Stated goal → Only the number is wanted: how many lines of the data contain "text"?

## BEGIN

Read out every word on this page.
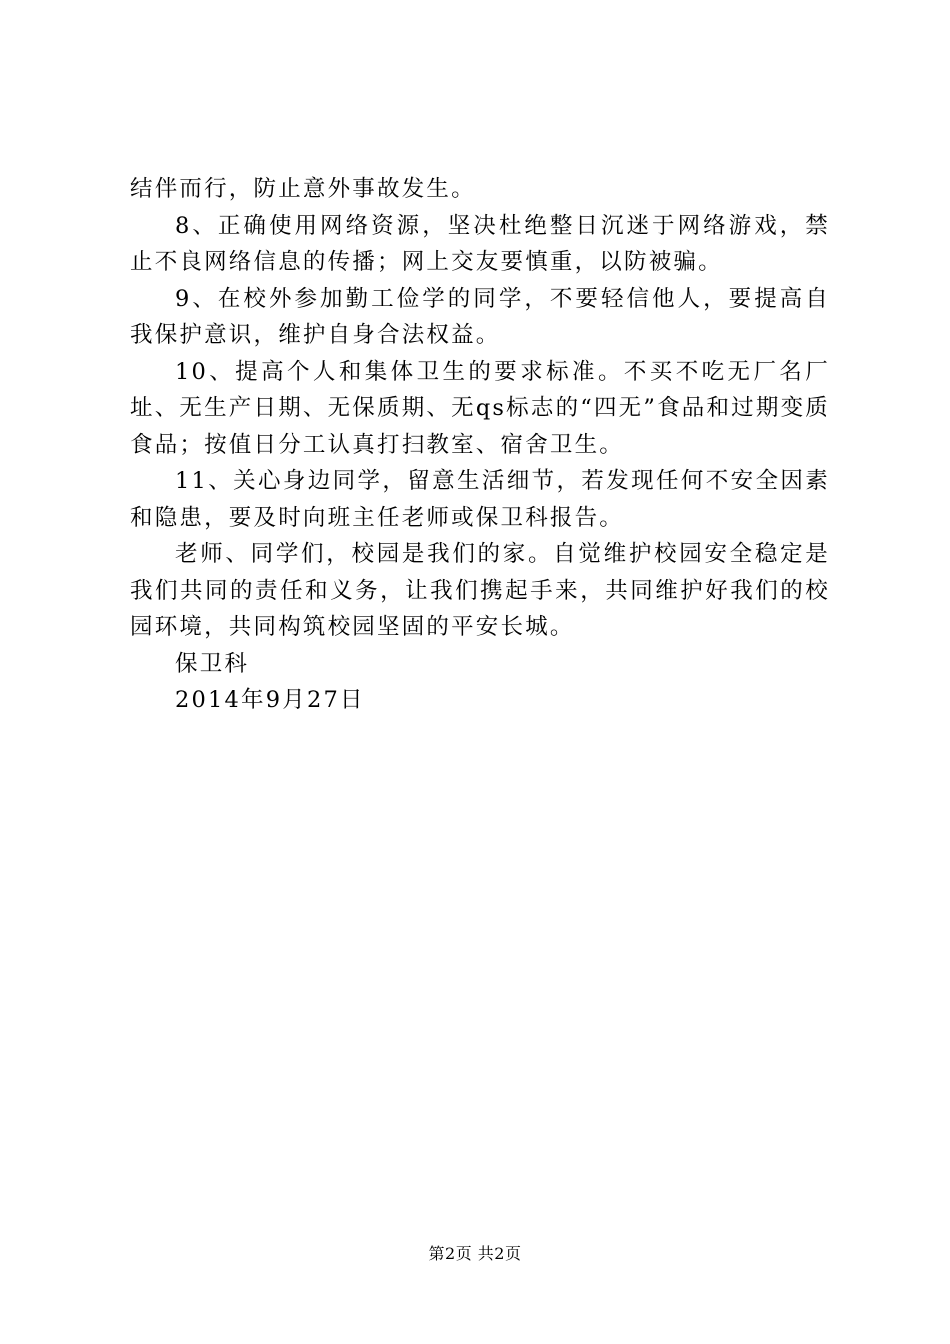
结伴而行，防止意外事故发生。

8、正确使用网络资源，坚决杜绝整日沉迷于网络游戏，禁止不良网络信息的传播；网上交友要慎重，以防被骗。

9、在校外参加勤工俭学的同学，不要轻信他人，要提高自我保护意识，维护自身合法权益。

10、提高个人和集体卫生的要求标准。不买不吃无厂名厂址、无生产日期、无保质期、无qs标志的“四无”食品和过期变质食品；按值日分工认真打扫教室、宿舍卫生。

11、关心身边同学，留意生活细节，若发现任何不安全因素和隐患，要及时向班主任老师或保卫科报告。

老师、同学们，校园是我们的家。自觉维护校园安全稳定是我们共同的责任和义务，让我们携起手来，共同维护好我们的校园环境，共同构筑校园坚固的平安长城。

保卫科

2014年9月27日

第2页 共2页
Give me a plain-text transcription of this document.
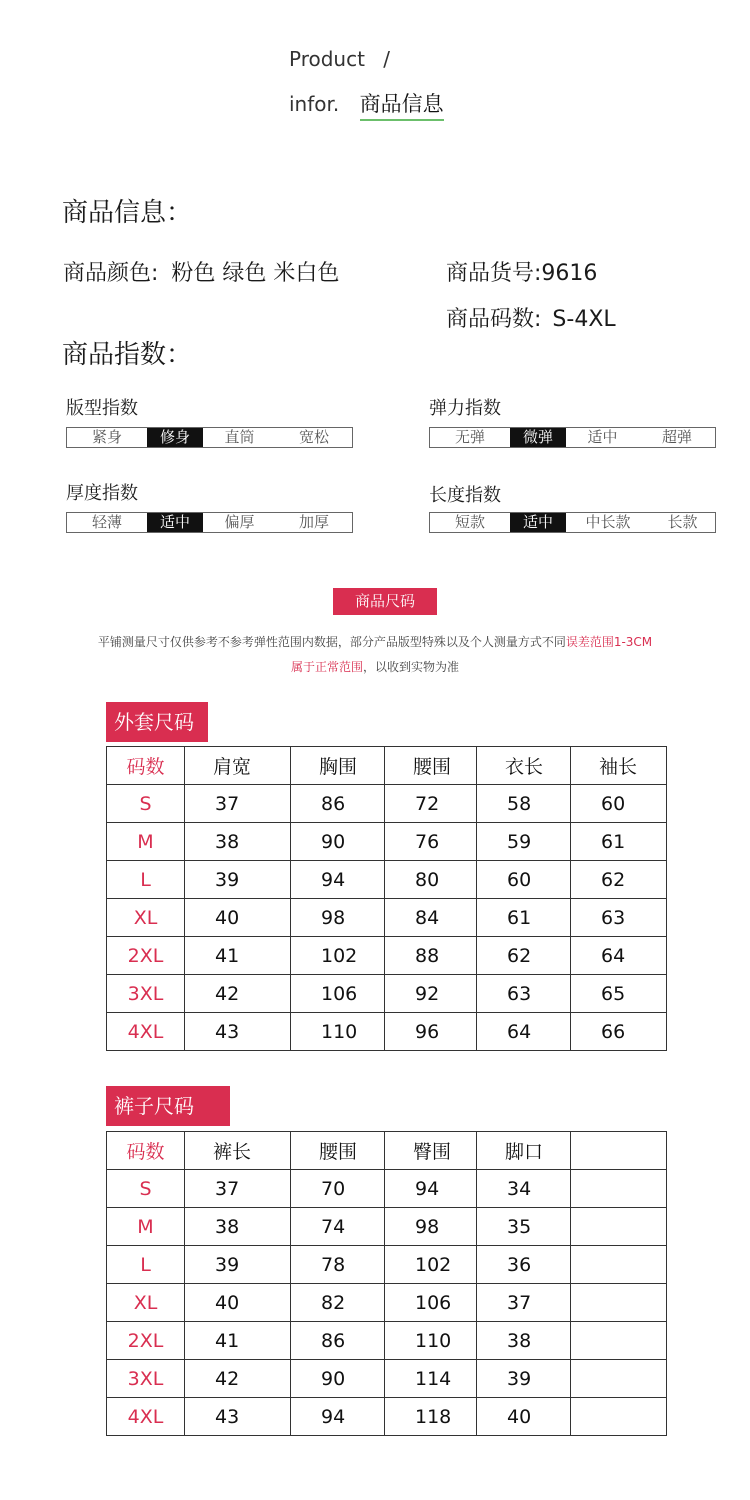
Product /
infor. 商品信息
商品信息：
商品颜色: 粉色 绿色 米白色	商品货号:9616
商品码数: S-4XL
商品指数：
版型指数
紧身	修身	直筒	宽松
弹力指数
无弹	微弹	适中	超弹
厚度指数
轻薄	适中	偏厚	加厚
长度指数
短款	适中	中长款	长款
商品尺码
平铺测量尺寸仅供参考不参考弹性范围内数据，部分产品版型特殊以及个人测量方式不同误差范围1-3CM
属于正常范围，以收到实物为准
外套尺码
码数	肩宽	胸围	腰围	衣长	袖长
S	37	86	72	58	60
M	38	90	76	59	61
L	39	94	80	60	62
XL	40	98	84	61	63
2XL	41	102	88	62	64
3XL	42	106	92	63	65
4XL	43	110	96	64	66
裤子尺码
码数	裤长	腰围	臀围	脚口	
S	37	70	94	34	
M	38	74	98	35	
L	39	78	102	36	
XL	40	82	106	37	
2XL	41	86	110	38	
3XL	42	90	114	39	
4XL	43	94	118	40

## END
## BEGIN

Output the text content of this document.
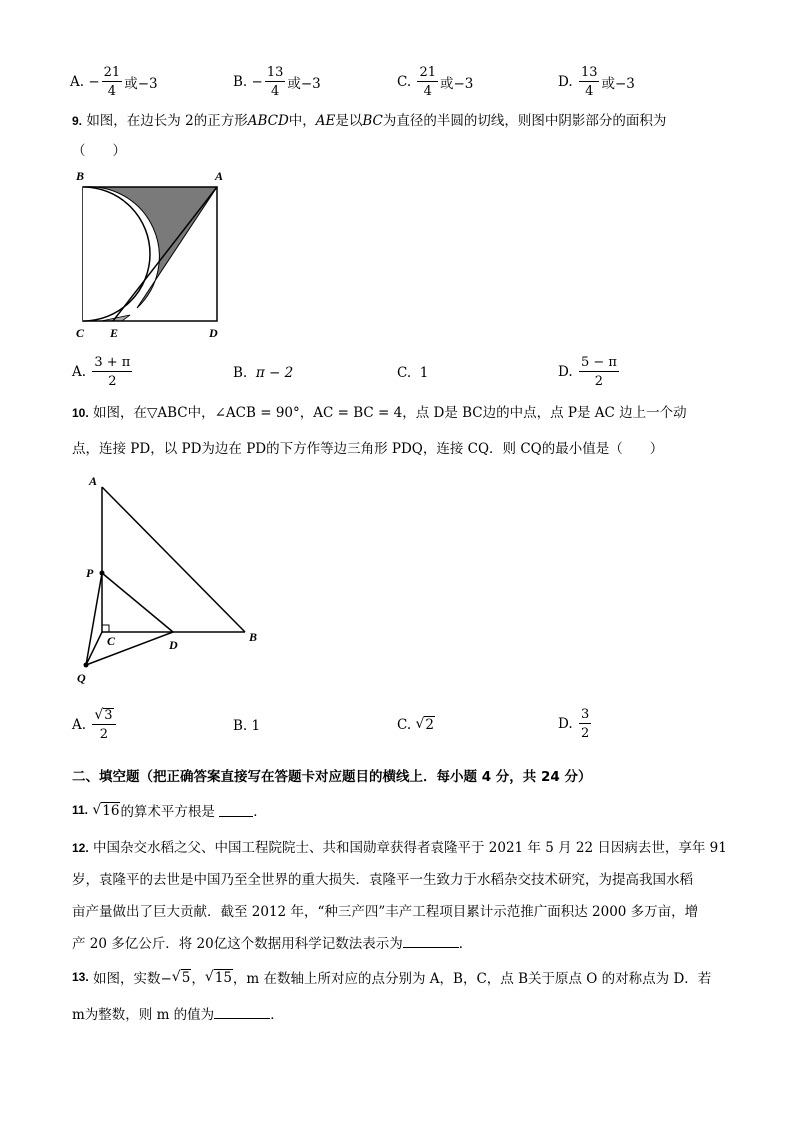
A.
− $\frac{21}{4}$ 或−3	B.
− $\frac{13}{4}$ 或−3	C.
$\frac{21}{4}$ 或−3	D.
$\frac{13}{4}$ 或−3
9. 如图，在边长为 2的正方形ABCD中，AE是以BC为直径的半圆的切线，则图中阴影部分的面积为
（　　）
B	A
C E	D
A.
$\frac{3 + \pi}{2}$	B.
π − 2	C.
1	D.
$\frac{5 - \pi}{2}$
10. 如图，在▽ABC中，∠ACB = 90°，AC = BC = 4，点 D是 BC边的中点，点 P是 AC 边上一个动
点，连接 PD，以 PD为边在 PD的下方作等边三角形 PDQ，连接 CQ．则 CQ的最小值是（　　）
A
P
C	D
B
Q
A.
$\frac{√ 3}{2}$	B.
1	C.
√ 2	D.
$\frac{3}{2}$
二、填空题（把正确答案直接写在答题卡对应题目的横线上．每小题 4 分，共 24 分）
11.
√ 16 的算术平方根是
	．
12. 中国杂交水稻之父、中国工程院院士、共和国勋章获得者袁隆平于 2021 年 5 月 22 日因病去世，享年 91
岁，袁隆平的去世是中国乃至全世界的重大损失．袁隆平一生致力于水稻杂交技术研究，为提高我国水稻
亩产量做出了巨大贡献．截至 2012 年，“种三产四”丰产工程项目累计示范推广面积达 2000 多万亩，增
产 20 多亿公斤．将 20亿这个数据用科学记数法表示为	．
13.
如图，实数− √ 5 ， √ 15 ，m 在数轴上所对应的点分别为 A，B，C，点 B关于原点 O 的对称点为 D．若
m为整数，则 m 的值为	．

## END

Solution to this task → 2